(Records from a data collection)
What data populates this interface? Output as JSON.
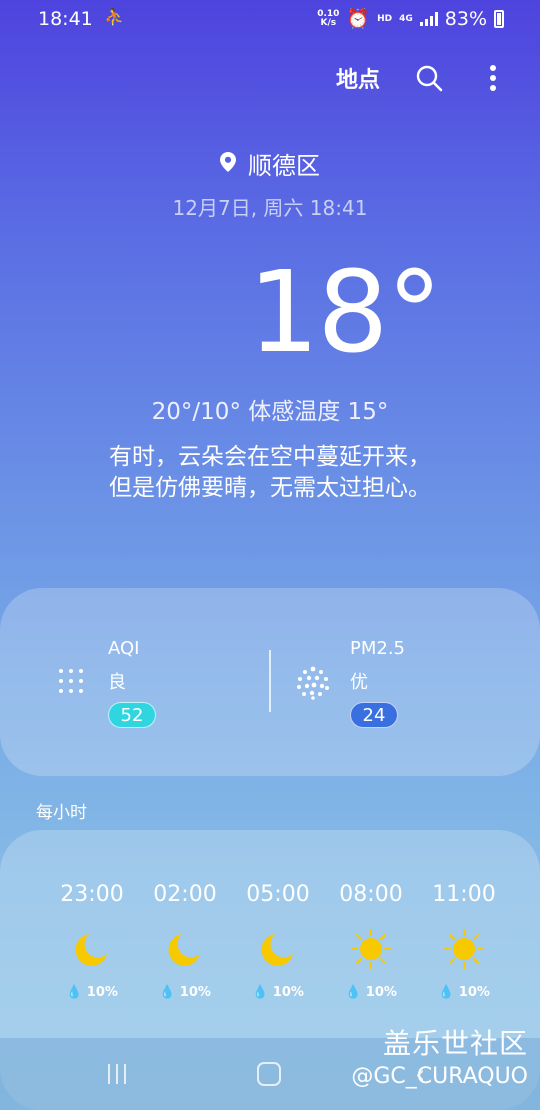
{
  "status_bar": {
    "time": "18:41",
    "speed_value": "0.10",
    "speed_unit": "K/s",
    "hd": "HD",
    "network": "4G",
    "battery": "83%"
  },
  "header": {
    "locations_label": "地点"
  },
  "current": {
    "location": "顺德区",
    "datetime": "12月7日, 周六 18:41",
    "temperature": "18°",
    "range_feels": "20°/10° 体感温度 15°",
    "description_line1": "有时，云朵会在空中蔓延开来，",
    "description_line2": "但是仿佛要晴，无需太过担心。"
  },
  "air_quality": {
    "aqi": {
      "label": "AQI",
      "grade": "良",
      "value": "52"
    },
    "pm25": {
      "label": "PM2.5",
      "grade": "优",
      "value": "24"
    }
  },
  "hourly": {
    "title": "每小时",
    "items": [
      {
        "time": "23:00",
        "icon": "moon-icon",
        "rain": "10%"
      },
      {
        "time": "02:00",
        "icon": "moon-icon",
        "rain": "10%"
      },
      {
        "time": "05:00",
        "icon": "moon-icon",
        "rain": "10%"
      },
      {
        "time": "08:00",
        "icon": "sun-icon",
        "rain": "10%"
      },
      {
        "time": "11:00",
        "icon": "sun-icon",
        "rain": "10%"
      }
    ]
  },
  "watermark": {
    "line1": "盖乐世社区",
    "line2": "@GC_CURAQUO"
  },
  "colors": {
    "moon": "#f7c900",
    "sun": "#f7c900",
    "aqi_pill": "#2fd6e0",
    "pm_pill": "#3a6fe0"
  }
}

» **TASK INSTRUCTIONS**:
Every entry must be written out exactly, with all pictures left out.

» **COMPLETE RESPONSE**:
What data populates this interface? Output as JSON.
{
  "status_bar": {
    "time": "18:41",
    "speed_value": "0.10",
    "speed_unit": "K/s",
    "hd": "HD",
    "network": "4G",
    "battery": "83%"
  },
  "header": {
    "locations_label": "地点"
  },
  "current": {
    "location": "顺德区",
    "datetime": "12月7日, 周六 18:41",
    "temperature": "18°",
    "range_feels": "20°/10° 体感温度 15°",
    "description_line1": "有时，云朵会在空中蔓延开来，",
    "description_line2": "但是仿佛要晴，无需太过担心。"
  },
  "air_quality": {
    "aqi": {
      "label": "AQI",
      "grade": "良",
      "value": "52"
    },
    "pm25": {
      "label": "PM2.5",
      "grade": "优",
      "value": "24"
    }
  },
  "hourly": {
    "title": "每小时",
    "items": [
      {
        "time": "23:00",
        "icon": "moon-icon",
        "rain": "10%"
      },
      {
        "time": "02:00",
        "icon": "moon-icon",
        "rain": "10%"
      },
      {
        "time": "05:00",
        "icon": "moon-icon",
        "rain": "10%"
      },
      {
        "time": "08:00",
        "icon": "sun-icon",
        "rain": "10%"
      },
      {
        "time": "11:00",
        "icon": "sun-icon",
        "rain": "10%"
      }
    ]
  },
  "watermark": {
    "line1": "盖乐世社区",
    "line2": "@GC_CURAQUO"
  },
  "colors": {
    "moon": "#f7c900",
    "sun": "#f7c900",
    "aqi_pill": "#2fd6e0",
    "pm_pill": "#3a6fe0"
  }
}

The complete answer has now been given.